- EXERCISE AIM: Go through the data below and gather each line containing "partie".

- THE DATA:
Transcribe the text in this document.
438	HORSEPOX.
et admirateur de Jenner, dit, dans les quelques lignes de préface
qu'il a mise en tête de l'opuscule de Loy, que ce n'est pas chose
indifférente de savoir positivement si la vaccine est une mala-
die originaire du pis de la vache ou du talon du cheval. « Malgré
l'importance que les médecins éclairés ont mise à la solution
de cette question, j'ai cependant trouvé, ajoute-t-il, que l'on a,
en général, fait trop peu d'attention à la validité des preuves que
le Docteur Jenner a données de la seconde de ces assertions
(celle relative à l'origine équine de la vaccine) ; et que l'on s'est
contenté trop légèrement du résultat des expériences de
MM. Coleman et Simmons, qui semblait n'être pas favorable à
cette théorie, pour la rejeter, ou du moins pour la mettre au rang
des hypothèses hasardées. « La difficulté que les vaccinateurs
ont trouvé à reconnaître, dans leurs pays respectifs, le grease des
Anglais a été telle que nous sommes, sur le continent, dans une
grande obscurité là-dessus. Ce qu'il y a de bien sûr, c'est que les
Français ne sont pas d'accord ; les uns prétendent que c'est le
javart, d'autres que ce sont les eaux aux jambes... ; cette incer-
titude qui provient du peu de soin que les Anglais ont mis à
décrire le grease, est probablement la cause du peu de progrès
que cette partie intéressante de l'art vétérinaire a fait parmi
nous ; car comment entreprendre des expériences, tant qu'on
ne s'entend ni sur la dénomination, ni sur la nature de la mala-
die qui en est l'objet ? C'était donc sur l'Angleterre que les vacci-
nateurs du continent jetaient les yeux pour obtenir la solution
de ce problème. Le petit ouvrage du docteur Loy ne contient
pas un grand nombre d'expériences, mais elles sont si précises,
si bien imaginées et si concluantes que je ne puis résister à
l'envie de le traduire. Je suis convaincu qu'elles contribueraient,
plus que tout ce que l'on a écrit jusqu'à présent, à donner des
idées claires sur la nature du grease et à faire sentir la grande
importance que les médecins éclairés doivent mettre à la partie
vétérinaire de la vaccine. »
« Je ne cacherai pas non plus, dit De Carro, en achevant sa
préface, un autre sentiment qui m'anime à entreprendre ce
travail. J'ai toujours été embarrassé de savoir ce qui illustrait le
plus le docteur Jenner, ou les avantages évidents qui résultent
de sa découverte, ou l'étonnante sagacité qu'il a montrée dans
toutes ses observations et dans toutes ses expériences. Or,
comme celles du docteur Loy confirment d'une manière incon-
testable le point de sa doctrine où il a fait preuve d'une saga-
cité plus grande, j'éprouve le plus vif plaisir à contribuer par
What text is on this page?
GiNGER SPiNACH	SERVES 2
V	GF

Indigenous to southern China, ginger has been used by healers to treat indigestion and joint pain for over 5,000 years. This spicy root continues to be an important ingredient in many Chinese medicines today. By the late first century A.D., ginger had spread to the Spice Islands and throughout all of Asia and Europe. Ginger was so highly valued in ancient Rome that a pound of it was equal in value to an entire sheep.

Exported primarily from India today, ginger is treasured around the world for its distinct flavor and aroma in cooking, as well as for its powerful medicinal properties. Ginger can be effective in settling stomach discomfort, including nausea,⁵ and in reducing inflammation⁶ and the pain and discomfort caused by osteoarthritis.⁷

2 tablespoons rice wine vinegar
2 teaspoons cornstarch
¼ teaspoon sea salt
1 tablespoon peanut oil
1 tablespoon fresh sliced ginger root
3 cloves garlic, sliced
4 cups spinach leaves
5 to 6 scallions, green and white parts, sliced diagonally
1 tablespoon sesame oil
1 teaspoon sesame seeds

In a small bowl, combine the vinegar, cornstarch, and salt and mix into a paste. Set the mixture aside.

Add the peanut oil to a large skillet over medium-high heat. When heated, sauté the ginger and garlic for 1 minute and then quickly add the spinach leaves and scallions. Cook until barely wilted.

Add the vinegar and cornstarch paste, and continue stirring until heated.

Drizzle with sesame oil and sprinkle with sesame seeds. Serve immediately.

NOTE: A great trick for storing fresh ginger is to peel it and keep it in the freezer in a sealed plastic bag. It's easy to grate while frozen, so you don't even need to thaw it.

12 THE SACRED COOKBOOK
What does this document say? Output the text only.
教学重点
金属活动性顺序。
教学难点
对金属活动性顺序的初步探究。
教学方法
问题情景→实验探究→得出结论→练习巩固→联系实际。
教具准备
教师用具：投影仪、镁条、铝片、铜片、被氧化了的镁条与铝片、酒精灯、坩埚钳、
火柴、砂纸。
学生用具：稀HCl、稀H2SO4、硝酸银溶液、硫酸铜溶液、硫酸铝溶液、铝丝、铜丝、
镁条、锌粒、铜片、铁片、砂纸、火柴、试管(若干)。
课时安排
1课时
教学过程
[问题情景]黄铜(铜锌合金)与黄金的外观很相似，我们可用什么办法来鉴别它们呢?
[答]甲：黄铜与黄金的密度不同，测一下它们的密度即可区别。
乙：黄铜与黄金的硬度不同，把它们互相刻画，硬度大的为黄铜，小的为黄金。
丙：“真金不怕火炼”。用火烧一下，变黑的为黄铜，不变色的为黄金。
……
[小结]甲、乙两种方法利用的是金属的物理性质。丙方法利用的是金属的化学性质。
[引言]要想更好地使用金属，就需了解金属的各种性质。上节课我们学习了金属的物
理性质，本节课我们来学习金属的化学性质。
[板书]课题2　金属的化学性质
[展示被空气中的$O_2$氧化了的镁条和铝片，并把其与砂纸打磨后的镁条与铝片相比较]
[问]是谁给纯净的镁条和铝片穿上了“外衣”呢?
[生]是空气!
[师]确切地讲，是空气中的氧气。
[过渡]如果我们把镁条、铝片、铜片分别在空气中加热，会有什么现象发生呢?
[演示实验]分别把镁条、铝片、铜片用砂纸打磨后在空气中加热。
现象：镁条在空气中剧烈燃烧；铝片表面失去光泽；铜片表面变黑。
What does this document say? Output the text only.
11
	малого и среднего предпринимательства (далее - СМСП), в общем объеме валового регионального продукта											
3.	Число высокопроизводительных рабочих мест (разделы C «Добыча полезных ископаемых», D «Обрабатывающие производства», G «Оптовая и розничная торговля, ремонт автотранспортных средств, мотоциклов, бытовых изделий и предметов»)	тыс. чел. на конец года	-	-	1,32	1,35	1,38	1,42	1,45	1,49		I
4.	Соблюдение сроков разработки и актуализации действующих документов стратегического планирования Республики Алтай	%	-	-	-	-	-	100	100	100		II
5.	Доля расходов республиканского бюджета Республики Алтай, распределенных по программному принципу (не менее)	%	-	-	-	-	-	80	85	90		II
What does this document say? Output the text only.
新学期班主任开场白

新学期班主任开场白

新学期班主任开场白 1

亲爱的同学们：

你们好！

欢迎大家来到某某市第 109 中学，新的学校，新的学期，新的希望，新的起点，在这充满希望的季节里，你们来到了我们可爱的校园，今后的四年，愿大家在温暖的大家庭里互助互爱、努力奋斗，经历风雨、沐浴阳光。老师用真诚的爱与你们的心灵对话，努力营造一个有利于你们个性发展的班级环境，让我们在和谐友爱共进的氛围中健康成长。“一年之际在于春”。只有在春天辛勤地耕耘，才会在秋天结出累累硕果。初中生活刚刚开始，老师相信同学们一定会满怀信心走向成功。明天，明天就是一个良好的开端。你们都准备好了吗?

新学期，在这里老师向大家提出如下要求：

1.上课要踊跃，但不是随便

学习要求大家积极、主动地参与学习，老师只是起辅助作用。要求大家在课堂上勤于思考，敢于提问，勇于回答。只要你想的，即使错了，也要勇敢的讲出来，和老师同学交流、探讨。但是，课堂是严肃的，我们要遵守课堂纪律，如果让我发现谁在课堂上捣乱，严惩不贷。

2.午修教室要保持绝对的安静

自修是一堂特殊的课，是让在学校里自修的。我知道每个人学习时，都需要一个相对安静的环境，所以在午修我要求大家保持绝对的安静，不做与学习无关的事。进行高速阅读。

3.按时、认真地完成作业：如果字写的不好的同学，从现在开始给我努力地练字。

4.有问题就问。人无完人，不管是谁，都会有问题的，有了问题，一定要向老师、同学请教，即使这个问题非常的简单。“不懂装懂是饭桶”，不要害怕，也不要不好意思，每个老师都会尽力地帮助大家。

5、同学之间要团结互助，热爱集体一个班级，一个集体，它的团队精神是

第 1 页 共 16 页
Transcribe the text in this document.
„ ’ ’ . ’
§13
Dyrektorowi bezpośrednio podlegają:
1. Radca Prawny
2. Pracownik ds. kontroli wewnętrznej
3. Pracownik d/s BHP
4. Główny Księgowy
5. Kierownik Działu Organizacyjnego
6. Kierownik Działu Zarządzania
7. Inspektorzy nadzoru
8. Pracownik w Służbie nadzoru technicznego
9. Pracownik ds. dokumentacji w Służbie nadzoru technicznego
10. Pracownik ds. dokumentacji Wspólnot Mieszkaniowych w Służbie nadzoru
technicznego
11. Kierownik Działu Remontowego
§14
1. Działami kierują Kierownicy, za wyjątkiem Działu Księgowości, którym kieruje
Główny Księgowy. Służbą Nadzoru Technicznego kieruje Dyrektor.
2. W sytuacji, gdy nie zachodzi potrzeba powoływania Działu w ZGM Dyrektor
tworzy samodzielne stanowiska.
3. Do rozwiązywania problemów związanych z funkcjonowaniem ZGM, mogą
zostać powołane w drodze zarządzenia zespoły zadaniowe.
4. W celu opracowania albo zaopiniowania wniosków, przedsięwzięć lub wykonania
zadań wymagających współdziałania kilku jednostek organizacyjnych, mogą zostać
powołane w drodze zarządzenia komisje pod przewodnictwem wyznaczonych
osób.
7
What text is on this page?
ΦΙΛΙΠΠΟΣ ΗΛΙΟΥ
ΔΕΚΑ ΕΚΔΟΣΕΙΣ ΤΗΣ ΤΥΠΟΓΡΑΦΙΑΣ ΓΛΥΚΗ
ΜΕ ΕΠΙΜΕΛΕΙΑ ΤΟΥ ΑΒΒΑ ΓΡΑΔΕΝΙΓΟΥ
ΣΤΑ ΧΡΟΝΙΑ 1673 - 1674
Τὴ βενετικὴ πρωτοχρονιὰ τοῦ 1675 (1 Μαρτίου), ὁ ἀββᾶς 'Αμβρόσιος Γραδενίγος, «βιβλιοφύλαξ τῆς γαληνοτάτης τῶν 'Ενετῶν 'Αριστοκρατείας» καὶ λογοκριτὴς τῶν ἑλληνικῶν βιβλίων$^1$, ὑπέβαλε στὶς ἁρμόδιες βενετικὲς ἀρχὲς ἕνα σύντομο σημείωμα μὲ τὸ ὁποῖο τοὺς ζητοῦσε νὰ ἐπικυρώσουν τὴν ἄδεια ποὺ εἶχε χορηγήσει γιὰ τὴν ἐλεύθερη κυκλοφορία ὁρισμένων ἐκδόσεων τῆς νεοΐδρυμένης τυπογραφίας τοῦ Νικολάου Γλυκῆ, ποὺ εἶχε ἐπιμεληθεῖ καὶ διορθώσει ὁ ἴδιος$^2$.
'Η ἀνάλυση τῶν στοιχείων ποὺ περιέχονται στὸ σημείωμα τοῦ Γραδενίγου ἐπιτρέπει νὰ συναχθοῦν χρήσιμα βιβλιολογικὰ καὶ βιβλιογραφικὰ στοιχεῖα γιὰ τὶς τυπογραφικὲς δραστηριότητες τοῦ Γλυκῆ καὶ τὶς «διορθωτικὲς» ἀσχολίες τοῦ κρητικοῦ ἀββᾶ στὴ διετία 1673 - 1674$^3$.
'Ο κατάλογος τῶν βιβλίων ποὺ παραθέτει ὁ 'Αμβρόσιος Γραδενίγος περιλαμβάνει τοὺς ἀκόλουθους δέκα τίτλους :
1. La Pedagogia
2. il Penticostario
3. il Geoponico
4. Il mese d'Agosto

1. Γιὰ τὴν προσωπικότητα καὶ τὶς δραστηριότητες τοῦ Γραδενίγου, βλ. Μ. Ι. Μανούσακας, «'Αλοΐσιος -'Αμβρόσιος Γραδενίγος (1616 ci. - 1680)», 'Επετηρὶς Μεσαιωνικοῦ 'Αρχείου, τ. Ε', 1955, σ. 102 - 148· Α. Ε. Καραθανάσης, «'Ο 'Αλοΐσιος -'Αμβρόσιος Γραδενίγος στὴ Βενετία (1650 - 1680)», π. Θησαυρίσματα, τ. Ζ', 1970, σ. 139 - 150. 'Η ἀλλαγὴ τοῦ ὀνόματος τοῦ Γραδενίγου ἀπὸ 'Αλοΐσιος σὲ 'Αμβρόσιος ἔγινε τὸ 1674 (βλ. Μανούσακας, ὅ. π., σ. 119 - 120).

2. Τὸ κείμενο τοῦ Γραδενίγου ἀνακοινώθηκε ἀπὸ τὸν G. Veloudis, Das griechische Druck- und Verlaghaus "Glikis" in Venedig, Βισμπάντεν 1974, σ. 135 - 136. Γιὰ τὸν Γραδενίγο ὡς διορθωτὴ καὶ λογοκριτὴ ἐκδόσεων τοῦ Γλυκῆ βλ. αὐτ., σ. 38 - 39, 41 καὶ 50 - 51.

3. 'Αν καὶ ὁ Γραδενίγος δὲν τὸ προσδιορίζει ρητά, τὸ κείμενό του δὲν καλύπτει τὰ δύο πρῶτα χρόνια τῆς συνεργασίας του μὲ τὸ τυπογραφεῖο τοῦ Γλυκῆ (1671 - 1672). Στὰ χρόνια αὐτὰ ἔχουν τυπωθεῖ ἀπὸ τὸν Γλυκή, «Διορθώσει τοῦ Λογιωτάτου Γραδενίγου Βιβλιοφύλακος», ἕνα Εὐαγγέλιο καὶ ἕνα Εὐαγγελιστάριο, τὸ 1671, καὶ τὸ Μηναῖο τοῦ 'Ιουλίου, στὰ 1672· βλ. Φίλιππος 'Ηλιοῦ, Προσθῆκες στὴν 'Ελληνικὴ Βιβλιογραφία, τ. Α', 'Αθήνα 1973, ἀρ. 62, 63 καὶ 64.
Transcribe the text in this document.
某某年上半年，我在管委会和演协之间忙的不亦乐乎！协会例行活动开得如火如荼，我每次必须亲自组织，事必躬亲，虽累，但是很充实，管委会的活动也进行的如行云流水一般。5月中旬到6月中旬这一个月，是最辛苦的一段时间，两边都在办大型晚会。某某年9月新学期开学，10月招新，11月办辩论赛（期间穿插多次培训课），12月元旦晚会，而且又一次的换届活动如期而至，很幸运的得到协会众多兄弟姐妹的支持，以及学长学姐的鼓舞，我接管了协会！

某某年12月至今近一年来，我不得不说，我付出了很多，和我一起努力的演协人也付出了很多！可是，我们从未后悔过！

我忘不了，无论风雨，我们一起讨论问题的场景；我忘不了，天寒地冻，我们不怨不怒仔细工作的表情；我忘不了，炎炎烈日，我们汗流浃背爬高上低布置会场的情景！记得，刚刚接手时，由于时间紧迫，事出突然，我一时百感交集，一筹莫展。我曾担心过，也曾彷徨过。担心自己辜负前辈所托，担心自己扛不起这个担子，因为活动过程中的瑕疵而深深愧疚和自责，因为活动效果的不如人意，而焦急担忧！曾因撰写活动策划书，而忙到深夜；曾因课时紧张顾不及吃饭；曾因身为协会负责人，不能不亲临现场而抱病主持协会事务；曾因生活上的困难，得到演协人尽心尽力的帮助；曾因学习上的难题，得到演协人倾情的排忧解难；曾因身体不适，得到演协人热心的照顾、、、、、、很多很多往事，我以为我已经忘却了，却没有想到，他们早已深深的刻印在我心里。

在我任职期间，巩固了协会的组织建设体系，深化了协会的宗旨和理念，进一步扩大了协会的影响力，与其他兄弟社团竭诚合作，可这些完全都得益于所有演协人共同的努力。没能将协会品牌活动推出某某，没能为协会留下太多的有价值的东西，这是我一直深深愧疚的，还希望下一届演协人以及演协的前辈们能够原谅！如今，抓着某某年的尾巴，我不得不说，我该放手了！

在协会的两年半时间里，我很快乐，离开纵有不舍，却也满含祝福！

- FULL OUTPUT:
que cette partie intéressante de l'art vétérinaire a fait parmi
importance que les médecins éclairés doivent mettre à la partie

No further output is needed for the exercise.